**WHAT IS BEING ASKED:** Each entry must be given again exactly as it appears, with images excluded.
[[ ENTRIES SUPPLIED, beginning ]]
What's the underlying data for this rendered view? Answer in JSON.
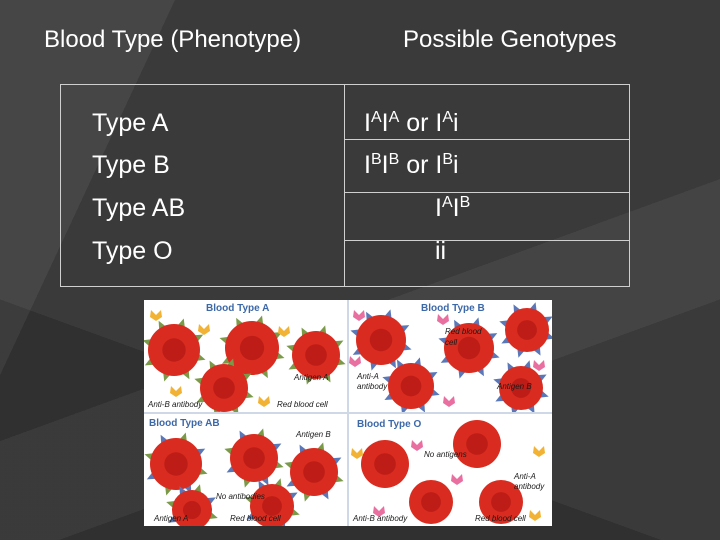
{
  "headers": {
    "phenotype": "Blood Type (Phenotype)",
    "genotypes": "Possible Genotypes"
  },
  "rows": [
    {
      "phenotype": "Type A",
      "genotype": [
        {
          "t": "I"
        },
        {
          "t": "A",
          "sup": true
        },
        {
          "t": "I"
        },
        {
          "t": "A",
          "sup": true
        },
        {
          "t": " or I"
        },
        {
          "t": "A",
          "sup": true
        },
        {
          "t": "i"
        }
      ]
    },
    {
      "phenotype": "Type B",
      "genotype": [
        {
          "t": "I"
        },
        {
          "t": "B",
          "sup": true
        },
        {
          "t": "I"
        },
        {
          "t": "B",
          "sup": true
        },
        {
          "t": " or I"
        },
        {
          "t": "B",
          "sup": true
        },
        {
          "t": "i"
        }
      ]
    },
    {
      "phenotype": "Type AB",
      "genotype": [
        {
          "t": "I"
        },
        {
          "t": "A",
          "sup": true
        },
        {
          "t": "I"
        },
        {
          "t": "B",
          "sup": true
        }
      ]
    },
    {
      "phenotype": "Type O",
      "genotype": [
        {
          "t": "ii"
        }
      ]
    }
  ],
  "figure": {
    "quadrants": {
      "a": {
        "title": "Blood Type A",
        "labels": {
          "antigen": "Antigen A",
          "antibody": "Anti-B antibody",
          "cell": "Red blood cell"
        },
        "antigen_color": "#7a9a4a",
        "antibody_color": "#f2b233"
      },
      "b": {
        "title": "Blood Type B",
        "labels": {
          "cell": "Red blood cell",
          "antibody": "Anti-A antibody",
          "antigen": "Antigen B"
        },
        "antigen_color": "#5a78b8",
        "antibody_color": "#e86fa0"
      },
      "ab": {
        "title": "Blood Type AB",
        "labels": {
          "antigen_b": "Antigen B",
          "antibodies": "No antibodies",
          "antigen_a": "Antigen A",
          "cell": "Red blood cell"
        },
        "antigen_color": "#7a9a4a",
        "antigen2_color": "#5a78b8"
      },
      "o": {
        "title": "Blood Type O",
        "labels": {
          "antigens": "No antigens",
          "antibody_a": "Anti-A antibody",
          "antibody_b": "Anti-B antibody",
          "cell": "Red blood cell"
        },
        "antibody_color": "#f2b233",
        "antibody2_color": "#e86fa0"
      }
    },
    "cell_color": "#d92b1f",
    "cell_center_color": "#b01812",
    "title_color": "#3d68a8"
  }
}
[[ ENTRIES SUPPLIED, end ]]
**WRITTEN ANSWER:**
What's the underlying data for this rendered view? Answer in JSON.
{
  "headers": {
    "phenotype": "Blood Type (Phenotype)",
    "genotypes": "Possible Genotypes"
  },
  "rows": [
    {
      "phenotype": "Type A",
      "genotype": [
        {
          "t": "I"
        },
        {
          "t": "A",
          "sup": true
        },
        {
          "t": "I"
        },
        {
          "t": "A",
          "sup": true
        },
        {
          "t": " or I"
        },
        {
          "t": "A",
          "sup": true
        },
        {
          "t": "i"
        }
      ]
    },
    {
      "phenotype": "Type B",
      "genotype": [
        {
          "t": "I"
        },
        {
          "t": "B",
          "sup": true
        },
        {
          "t": "I"
        },
        {
          "t": "B",
          "sup": true
        },
        {
          "t": " or I"
        },
        {
          "t": "B",
          "sup": true
        },
        {
          "t": "i"
        }
      ]
    },
    {
      "phenotype": "Type AB",
      "genotype": [
        {
          "t": "I"
        },
        {
          "t": "A",
          "sup": true
        },
        {
          "t": "I"
        },
        {
          "t": "B",
          "sup": true
        }
      ]
    },
    {
      "phenotype": "Type O",
      "genotype": [
        {
          "t": "ii"
        }
      ]
    }
  ],
  "figure": {
    "quadrants": {
      "a": {
        "title": "Blood Type A",
        "labels": {
          "antigen": "Antigen A",
          "antibody": "Anti-B antibody",
          "cell": "Red blood cell"
        },
        "antigen_color": "#7a9a4a",
        "antibody_color": "#f2b233"
      },
      "b": {
        "title": "Blood Type B",
        "labels": {
          "cell": "Red blood cell",
          "antibody": "Anti-A antibody",
          "antigen": "Antigen B"
        },
        "antigen_color": "#5a78b8",
        "antibody_color": "#e86fa0"
      },
      "ab": {
        "title": "Blood Type AB",
        "labels": {
          "antigen_b": "Antigen B",
          "antibodies": "No antibodies",
          "antigen_a": "Antigen A",
          "cell": "Red blood cell"
        },
        "antigen_color": "#7a9a4a",
        "antigen2_color": "#5a78b8"
      },
      "o": {
        "title": "Blood Type O",
        "labels": {
          "antigens": "No antigens",
          "antibody_a": "Anti-A antibody",
          "antibody_b": "Anti-B antibody",
          "cell": "Red blood cell"
        },
        "antibody_color": "#f2b233",
        "antibody2_color": "#e86fa0"
      }
    },
    "cell_color": "#d92b1f",
    "cell_center_color": "#b01812",
    "title_color": "#3d68a8"
  }
}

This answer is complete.